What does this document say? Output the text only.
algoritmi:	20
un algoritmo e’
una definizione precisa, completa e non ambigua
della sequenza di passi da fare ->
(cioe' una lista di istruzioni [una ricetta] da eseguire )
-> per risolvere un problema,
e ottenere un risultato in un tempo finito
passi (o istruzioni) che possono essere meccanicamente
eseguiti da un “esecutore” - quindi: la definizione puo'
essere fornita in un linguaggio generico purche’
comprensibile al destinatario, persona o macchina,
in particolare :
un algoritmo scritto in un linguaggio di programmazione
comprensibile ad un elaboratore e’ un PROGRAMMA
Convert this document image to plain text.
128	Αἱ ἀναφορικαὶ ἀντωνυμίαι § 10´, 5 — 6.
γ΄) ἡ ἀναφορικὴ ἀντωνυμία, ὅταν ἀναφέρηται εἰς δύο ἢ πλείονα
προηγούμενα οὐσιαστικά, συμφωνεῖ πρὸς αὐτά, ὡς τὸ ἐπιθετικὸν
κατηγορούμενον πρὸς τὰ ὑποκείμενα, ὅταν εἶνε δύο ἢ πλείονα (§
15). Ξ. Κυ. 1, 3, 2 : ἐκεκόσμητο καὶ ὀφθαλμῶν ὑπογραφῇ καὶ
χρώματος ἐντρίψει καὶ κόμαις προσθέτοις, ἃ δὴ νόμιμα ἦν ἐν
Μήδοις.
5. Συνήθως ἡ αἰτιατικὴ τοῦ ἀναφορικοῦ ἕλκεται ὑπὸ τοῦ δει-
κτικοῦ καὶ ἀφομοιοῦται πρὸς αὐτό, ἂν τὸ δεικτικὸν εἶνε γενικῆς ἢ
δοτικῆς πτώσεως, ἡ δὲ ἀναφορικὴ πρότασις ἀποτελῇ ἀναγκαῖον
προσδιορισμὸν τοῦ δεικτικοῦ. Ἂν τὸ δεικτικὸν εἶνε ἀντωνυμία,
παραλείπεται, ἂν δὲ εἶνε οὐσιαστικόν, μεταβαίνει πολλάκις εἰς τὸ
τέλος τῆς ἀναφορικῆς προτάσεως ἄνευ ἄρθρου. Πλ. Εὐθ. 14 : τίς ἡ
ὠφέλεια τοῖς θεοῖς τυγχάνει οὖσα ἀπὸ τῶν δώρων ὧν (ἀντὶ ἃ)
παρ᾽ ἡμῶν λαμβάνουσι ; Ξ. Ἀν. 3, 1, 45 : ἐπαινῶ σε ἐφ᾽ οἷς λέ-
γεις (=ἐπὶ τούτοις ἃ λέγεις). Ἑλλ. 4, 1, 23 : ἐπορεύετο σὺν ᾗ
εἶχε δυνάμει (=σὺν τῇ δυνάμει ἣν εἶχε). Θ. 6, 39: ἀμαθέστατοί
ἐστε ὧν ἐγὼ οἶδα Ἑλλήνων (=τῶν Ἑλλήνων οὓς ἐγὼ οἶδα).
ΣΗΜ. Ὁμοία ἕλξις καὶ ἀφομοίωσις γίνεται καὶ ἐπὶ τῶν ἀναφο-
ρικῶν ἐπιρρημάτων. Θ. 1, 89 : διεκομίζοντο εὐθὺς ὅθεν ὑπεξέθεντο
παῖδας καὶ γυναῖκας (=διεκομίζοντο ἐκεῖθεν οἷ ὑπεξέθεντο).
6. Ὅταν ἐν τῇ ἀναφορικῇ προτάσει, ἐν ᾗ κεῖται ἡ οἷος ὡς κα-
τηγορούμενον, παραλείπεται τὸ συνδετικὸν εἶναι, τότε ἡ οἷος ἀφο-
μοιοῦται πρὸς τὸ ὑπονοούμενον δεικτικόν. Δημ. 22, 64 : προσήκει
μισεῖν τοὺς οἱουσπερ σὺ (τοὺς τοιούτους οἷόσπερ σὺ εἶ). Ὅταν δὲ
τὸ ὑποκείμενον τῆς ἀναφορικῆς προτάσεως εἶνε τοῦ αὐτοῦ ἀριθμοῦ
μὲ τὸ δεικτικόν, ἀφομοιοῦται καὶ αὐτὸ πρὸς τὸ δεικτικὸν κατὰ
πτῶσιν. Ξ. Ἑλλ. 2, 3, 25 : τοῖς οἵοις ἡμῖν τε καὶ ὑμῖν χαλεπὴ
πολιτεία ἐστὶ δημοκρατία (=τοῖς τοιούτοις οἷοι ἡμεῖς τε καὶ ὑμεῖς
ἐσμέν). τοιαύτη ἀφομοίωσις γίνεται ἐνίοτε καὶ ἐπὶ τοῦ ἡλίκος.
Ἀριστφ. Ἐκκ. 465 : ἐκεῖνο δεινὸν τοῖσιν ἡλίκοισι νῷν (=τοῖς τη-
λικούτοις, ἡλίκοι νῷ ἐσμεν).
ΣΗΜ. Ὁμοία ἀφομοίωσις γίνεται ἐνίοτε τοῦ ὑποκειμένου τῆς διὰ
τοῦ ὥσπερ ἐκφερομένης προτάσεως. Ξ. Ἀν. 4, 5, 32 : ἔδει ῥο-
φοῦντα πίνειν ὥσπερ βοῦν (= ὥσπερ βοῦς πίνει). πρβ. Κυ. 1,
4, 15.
:::::
* SET TASK
Output nothing but the number of lines in the data containing the string "linguaggio".

* THE RESPONSE
2